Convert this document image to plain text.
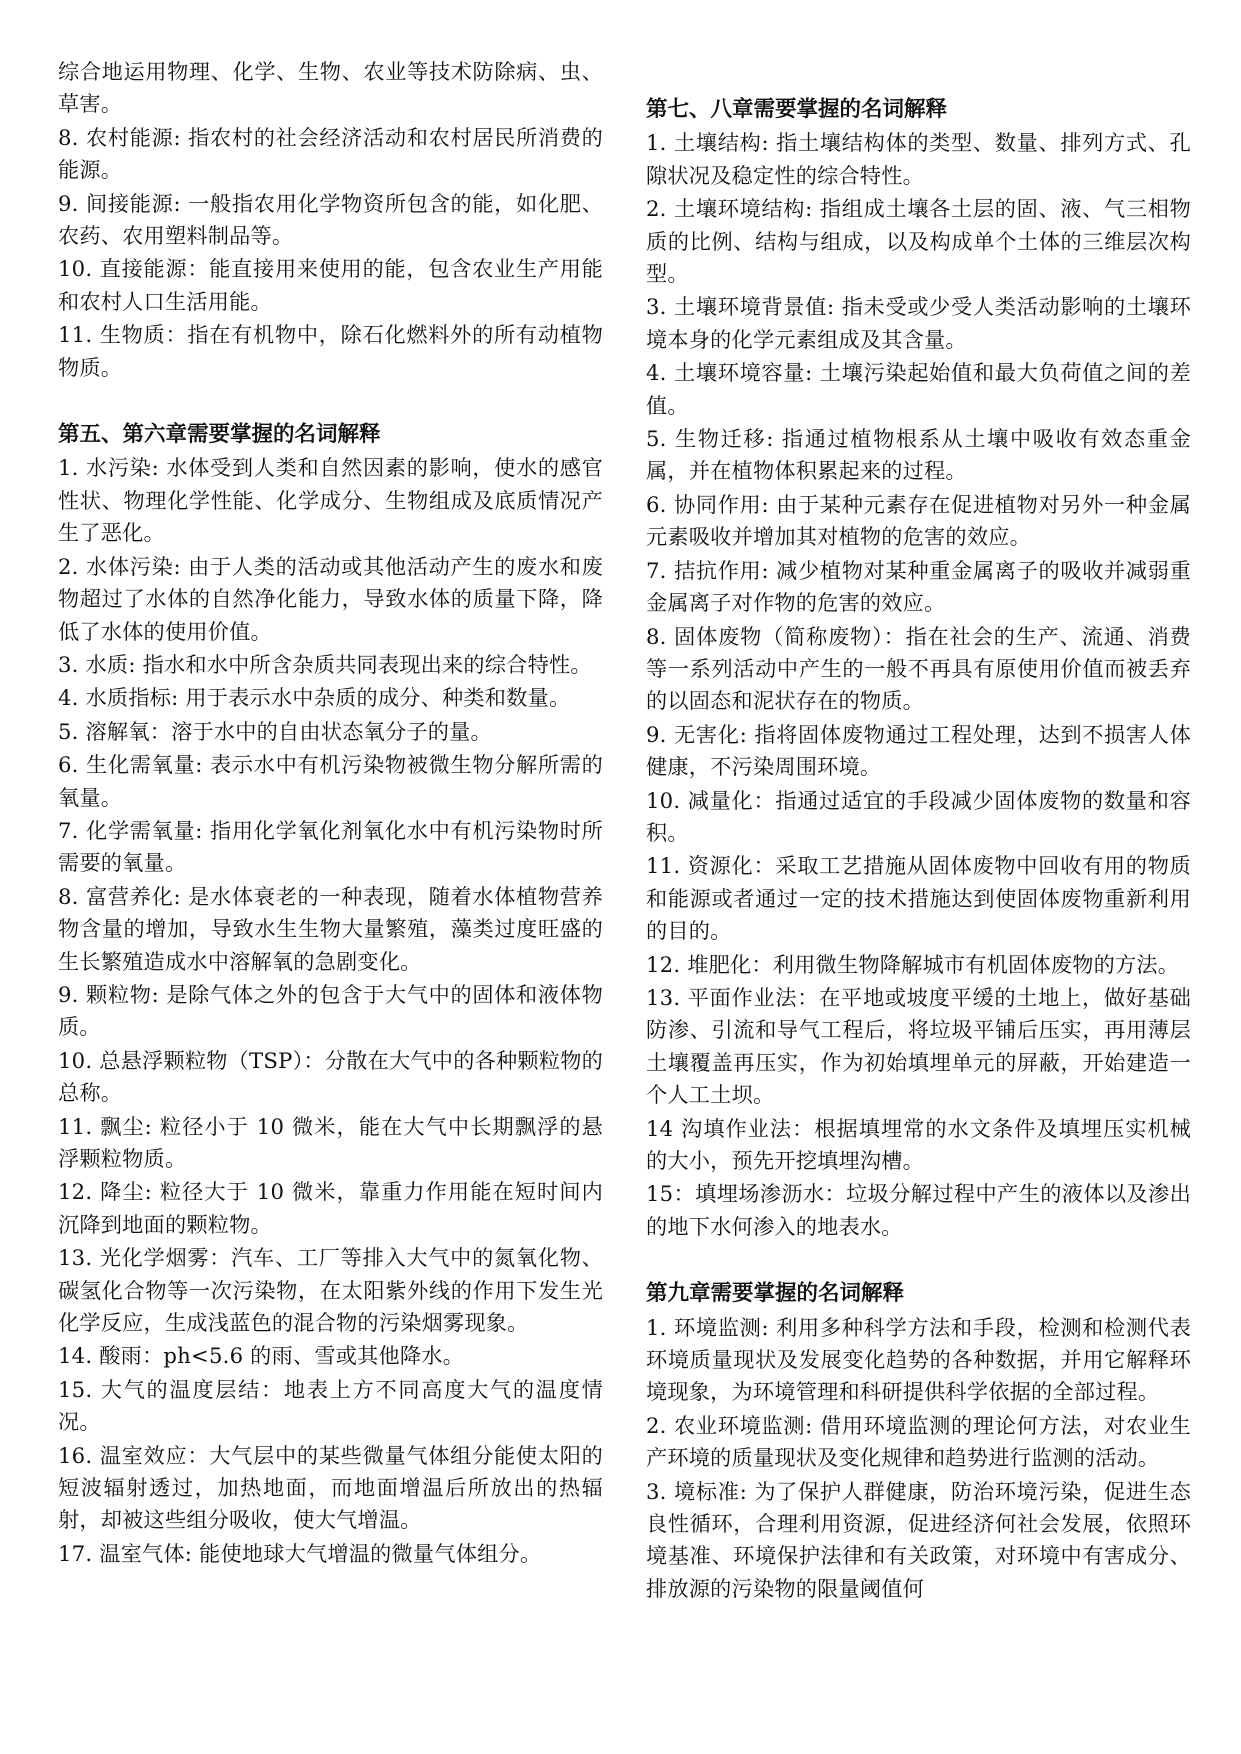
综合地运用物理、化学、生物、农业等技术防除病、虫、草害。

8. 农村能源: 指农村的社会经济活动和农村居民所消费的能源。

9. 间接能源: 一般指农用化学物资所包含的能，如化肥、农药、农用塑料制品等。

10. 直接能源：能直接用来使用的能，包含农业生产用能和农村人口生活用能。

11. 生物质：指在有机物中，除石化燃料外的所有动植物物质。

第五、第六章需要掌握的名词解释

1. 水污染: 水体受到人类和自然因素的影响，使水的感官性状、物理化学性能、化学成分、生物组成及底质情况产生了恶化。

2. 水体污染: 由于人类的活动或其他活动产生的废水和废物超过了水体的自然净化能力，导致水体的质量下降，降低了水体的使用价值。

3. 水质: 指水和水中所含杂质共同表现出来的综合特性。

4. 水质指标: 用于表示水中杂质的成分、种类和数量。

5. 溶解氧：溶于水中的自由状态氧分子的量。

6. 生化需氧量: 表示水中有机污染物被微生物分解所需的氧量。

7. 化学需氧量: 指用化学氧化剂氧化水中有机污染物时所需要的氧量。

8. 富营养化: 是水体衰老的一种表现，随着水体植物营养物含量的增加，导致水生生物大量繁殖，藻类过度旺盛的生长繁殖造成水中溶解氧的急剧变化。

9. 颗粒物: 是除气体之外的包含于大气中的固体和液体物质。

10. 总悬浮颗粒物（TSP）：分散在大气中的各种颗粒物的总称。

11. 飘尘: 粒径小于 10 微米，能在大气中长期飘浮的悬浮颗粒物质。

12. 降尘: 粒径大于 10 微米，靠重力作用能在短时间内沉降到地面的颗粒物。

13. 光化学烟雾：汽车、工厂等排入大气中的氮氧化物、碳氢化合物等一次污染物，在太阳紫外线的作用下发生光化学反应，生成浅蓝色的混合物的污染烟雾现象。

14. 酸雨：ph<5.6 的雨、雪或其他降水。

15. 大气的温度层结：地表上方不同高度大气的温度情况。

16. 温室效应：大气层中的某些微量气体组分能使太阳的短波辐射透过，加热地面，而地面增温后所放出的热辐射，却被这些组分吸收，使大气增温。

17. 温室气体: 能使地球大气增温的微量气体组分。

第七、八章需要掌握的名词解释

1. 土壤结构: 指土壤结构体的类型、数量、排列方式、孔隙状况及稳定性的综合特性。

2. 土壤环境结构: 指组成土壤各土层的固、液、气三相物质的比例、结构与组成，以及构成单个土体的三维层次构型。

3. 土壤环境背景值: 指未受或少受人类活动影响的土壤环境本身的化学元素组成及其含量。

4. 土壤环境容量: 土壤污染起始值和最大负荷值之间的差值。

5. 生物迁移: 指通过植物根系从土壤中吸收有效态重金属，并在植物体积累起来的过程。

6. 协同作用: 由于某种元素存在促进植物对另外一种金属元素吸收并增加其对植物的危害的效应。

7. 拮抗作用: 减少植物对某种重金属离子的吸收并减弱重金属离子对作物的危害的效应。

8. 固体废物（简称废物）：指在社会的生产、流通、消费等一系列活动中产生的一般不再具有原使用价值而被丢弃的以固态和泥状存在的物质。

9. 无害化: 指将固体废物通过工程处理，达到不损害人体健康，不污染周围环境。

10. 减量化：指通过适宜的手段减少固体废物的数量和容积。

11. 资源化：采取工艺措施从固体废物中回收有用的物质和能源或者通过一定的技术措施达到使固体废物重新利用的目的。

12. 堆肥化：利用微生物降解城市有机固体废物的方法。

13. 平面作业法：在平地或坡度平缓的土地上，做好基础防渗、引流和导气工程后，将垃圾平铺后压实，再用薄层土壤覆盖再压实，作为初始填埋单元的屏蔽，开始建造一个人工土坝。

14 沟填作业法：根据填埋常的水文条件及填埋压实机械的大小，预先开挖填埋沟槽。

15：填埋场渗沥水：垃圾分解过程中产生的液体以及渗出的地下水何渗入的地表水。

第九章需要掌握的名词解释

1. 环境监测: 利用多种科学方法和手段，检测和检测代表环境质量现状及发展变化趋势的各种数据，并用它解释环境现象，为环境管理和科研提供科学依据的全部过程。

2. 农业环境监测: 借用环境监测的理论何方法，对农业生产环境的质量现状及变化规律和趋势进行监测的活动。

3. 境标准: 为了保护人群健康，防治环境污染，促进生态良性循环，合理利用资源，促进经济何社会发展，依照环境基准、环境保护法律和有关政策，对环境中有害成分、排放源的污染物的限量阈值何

· · · · ·

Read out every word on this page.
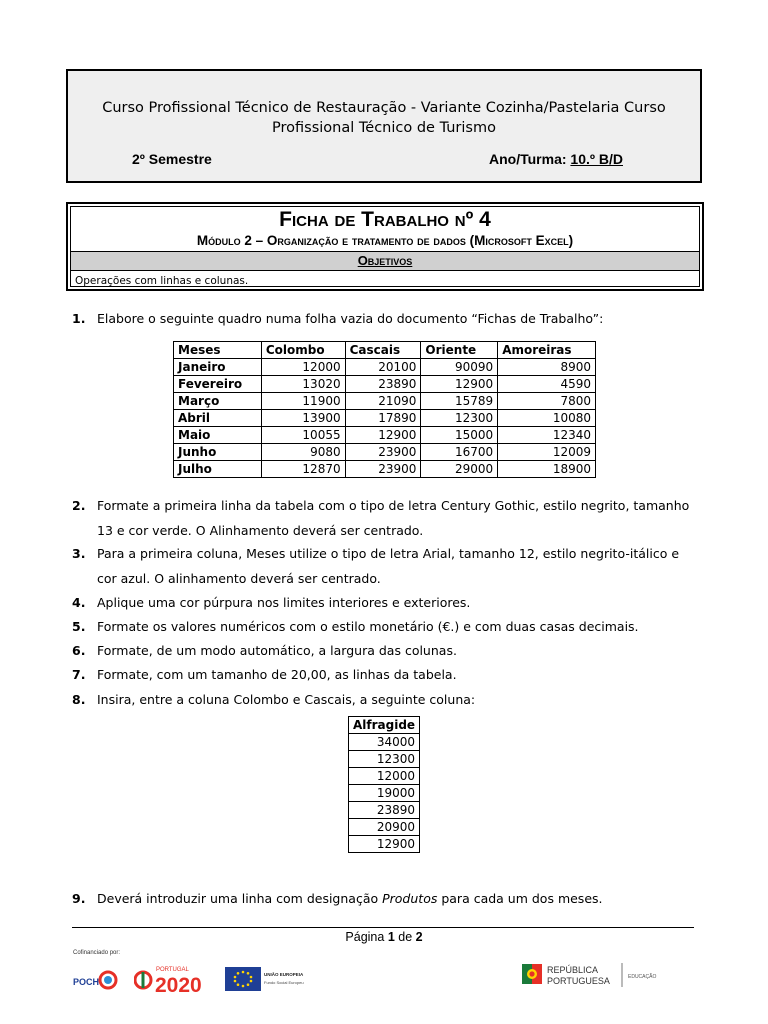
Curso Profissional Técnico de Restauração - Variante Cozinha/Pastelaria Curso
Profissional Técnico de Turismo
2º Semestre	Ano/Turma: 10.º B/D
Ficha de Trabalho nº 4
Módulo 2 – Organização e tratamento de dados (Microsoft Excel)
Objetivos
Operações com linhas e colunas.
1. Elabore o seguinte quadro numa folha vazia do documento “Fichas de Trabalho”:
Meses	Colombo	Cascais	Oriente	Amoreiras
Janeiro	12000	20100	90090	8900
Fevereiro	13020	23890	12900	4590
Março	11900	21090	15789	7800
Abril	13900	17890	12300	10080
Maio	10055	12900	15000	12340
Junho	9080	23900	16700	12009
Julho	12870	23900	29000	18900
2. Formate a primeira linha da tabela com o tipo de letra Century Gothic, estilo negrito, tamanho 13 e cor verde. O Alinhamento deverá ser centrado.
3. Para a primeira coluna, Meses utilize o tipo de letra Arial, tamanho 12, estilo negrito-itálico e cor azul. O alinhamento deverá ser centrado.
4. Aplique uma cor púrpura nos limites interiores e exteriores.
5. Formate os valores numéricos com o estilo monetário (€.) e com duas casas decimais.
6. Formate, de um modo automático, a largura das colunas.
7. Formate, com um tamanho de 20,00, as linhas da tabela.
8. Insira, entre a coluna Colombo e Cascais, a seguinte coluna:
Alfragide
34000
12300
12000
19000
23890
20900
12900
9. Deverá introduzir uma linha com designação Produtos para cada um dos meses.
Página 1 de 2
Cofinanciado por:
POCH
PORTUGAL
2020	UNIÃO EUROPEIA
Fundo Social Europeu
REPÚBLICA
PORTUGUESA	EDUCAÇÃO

· · · · ·

◆ **To be done**:
Search the listing above for the string "seguinte". Copy every line that contains it.

◆ **Exercise output**:
1. Elabore o seguinte quadro numa folha vazia do documento “Fichas de Trabalho”:
8. Insira, entre a coluna Colombo e Cascais, a seguinte coluna:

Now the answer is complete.